>> start Task inputs

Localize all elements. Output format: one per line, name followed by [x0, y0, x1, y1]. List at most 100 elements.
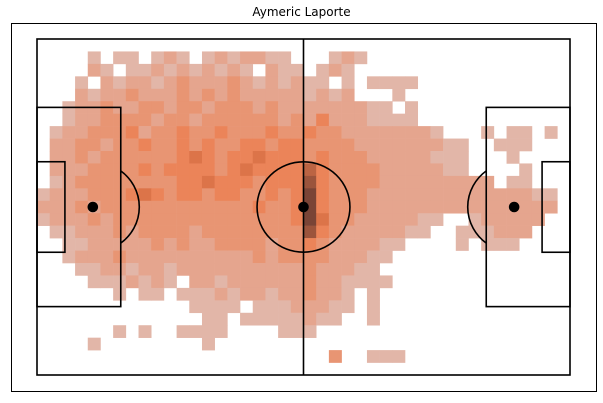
heatmap-cell: [290, 325, 304, 338]
heatmap-cell: [214, 287, 228, 301]
heatmap-cell: [201, 250, 215, 264]
heatmap-cell: [379, 188, 393, 202]
heatmap-cell: [354, 263, 368, 276]
heatmap-cell: [138, 325, 152, 338]
heatmap-cell: [290, 163, 304, 177]
heatmap-cell: [176, 163, 190, 177]
heatmap-cell: [125, 151, 139, 164]
heatmap-cell: [201, 275, 215, 289]
heatmap-cell: [49, 163, 63, 177]
heatmap-cell: [341, 113, 355, 127]
heatmap-cell: [366, 126, 380, 139]
heatmap-cell: [189, 63, 203, 77]
heatmap-cell: [49, 126, 63, 139]
heatmap-cell: [138, 287, 152, 301]
heatmap-cell: [506, 175, 520, 189]
heatmap-cell: [265, 51, 279, 65]
heatmap-cell: [201, 200, 215, 214]
heatmap-cell: [201, 151, 215, 164]
heatmap-cell: [278, 138, 292, 152]
heatmap-cell: [278, 126, 292, 139]
heatmap-cell: [290, 263, 304, 276]
heatmap-cell: [366, 200, 380, 214]
heatmap-cell: [189, 188, 203, 202]
heatmap-cell: [430, 163, 444, 177]
heatmap-cell: [113, 88, 127, 102]
heatmap-cell: [113, 113, 127, 127]
heatmap-cell: [176, 138, 190, 152]
heatmap-cell: [113, 126, 127, 139]
heatmap-cell: [49, 175, 63, 189]
heatmap-cell: [328, 88, 342, 102]
heatmap-cell: [252, 238, 266, 251]
heatmap-cell: [443, 151, 457, 164]
heatmap-cell: [392, 225, 406, 239]
heatmap-cell: [354, 126, 368, 139]
heatmap-cell: [506, 213, 520, 226]
heatmap-cell: [493, 138, 507, 152]
heatmap-cell: [392, 138, 406, 152]
heatmap-cell: [37, 200, 50, 214]
heatmap-cell: [278, 250, 292, 264]
chart-title: Aymeric Laporte: [252, 5, 351, 19]
heatmap-cell: [125, 63, 139, 77]
heatmap-cell: [354, 238, 368, 251]
heatmap-cell: [290, 151, 304, 164]
heatmap-cell: [265, 88, 279, 102]
heatmap-cell: [227, 151, 241, 164]
heatmap-cell: [100, 88, 114, 102]
heatmap-cell: [303, 101, 317, 114]
heatmap-cell: [252, 101, 266, 114]
heatmap-cell: [163, 88, 177, 102]
heatmap-cell: [227, 238, 241, 251]
heatmap-cell: [87, 63, 101, 77]
heatmap-cell: [379, 126, 393, 139]
heatmap-cell: [278, 312, 292, 326]
heatmap-cell: [214, 238, 228, 251]
heatmap-cell: [265, 163, 279, 177]
heatmap-cell: [290, 76, 304, 90]
heatmap-cell: [214, 138, 228, 152]
heatmap-cell: [75, 126, 89, 139]
heatmap-cell: [100, 76, 114, 90]
heatmap-cell: [328, 63, 342, 77]
heatmap-cell: [163, 101, 177, 114]
heatmap-cell: [303, 213, 317, 226]
heatmap-cell: [163, 63, 177, 77]
heatmap-cell: [252, 200, 266, 214]
heatmap-cell: [240, 250, 254, 264]
heatmap-cell: [62, 151, 76, 164]
heatmap-cell: [506, 151, 520, 164]
heatmap-cell: [506, 238, 520, 251]
right-goal-area: [541, 160, 571, 254]
heatmap-cell: [265, 101, 279, 114]
right-penalty-spot: [508, 201, 520, 213]
heatmap-cell: [303, 312, 317, 326]
heatmap-cell: [379, 238, 393, 251]
heatmap-cell: [493, 188, 507, 202]
heatmap-cell: [316, 300, 330, 314]
heatmap-cell: [443, 200, 457, 214]
heatmap-cell: [316, 312, 330, 326]
heatmap-cell: [87, 263, 101, 276]
heatmap-cell: [519, 225, 533, 239]
heatmap-cell: [392, 188, 406, 202]
heatmap-cell: [138, 63, 152, 77]
heatmap-cell: [240, 225, 254, 239]
heatmap-cell: [240, 188, 254, 202]
heatmap-cell: [163, 188, 177, 202]
heatmap-cell: [328, 312, 342, 326]
heatmap-cell: [163, 163, 177, 177]
heatmap-cell: [214, 312, 228, 326]
heatmap-cell: [379, 163, 393, 177]
heatmap-cell: [138, 113, 152, 127]
heatmap-cell: [87, 337, 101, 351]
heatmap-cell: [75, 138, 89, 152]
heatmap-cell: [328, 151, 342, 164]
heatmap-cell: [151, 287, 165, 301]
heatmap-cell: [341, 225, 355, 239]
heatmap-cell: [379, 250, 393, 264]
heatmap-cell: [265, 138, 279, 152]
heatmap-cell: [62, 113, 76, 127]
heatmap-cell: [176, 287, 190, 301]
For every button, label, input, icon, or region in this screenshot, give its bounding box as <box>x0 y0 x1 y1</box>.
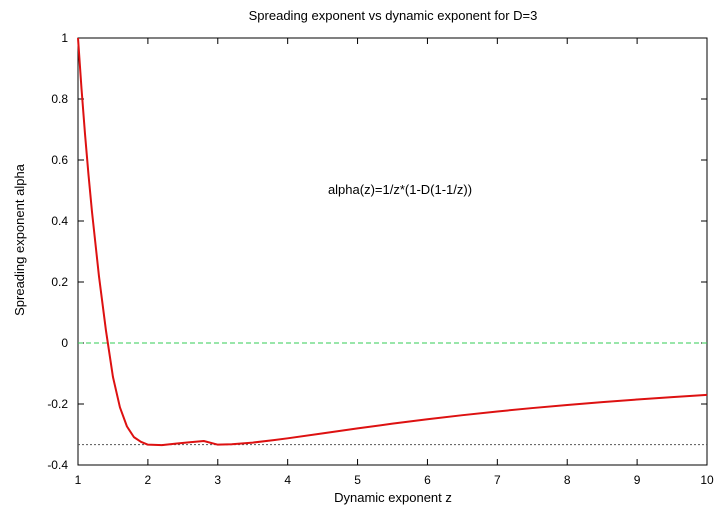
x-tick-label: 3 <box>214 473 221 487</box>
series-layer <box>77 37 708 447</box>
x-tick-label: 7 <box>494 473 501 487</box>
plot-border <box>77 37 708 466</box>
y-tick-label: 0.2 <box>51 275 68 289</box>
x-tick-label: 9 <box>634 473 641 487</box>
x-tick-label: 2 <box>145 473 152 487</box>
axis-ticks: 1 2 3 4 5 6 7 8 9 10 -0.4 -0.2 0 0.2 0.4 0.6 0.8 1 <box>47 31 714 487</box>
x-tick-label: 5 <box>354 473 361 487</box>
formula-annotation: alpha(z)=1/z*(1-D(1-1/z)) <box>328 182 472 197</box>
y-tick-label: -0.4 <box>47 458 68 472</box>
y-tick-label: 0.8 <box>51 92 68 106</box>
y-tick-label: 0.4 <box>51 214 68 228</box>
x-tick-label: 6 <box>424 473 431 487</box>
x-tick-label: 10 <box>700 473 714 487</box>
x-tick-label: 8 <box>564 473 571 487</box>
x-tick-label: 1 <box>75 473 82 487</box>
y-tick-label: 0.6 <box>51 153 68 167</box>
plot-frame <box>77 37 708 466</box>
y-tick-label: 0 <box>61 336 68 350</box>
chart-title: Spreading exponent vs dynamic exponent f… <box>249 8 538 23</box>
x-tick-label: 4 <box>284 473 291 487</box>
y-tick-label: 1 <box>61 31 68 45</box>
series-line-alpha <box>77 37 708 447</box>
y-tick-label: -0.2 <box>47 397 68 411</box>
x-axis-label: Dynamic exponent z <box>334 490 452 505</box>
y-axis-label: Spreading exponent alpha <box>12 163 27 316</box>
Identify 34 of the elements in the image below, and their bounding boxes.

>> end Task inputs

#### Brief
Count the lines above that contain the string "series", treating uppercase and lowercase letters as different, and give only the number.

#### Finished exercise
2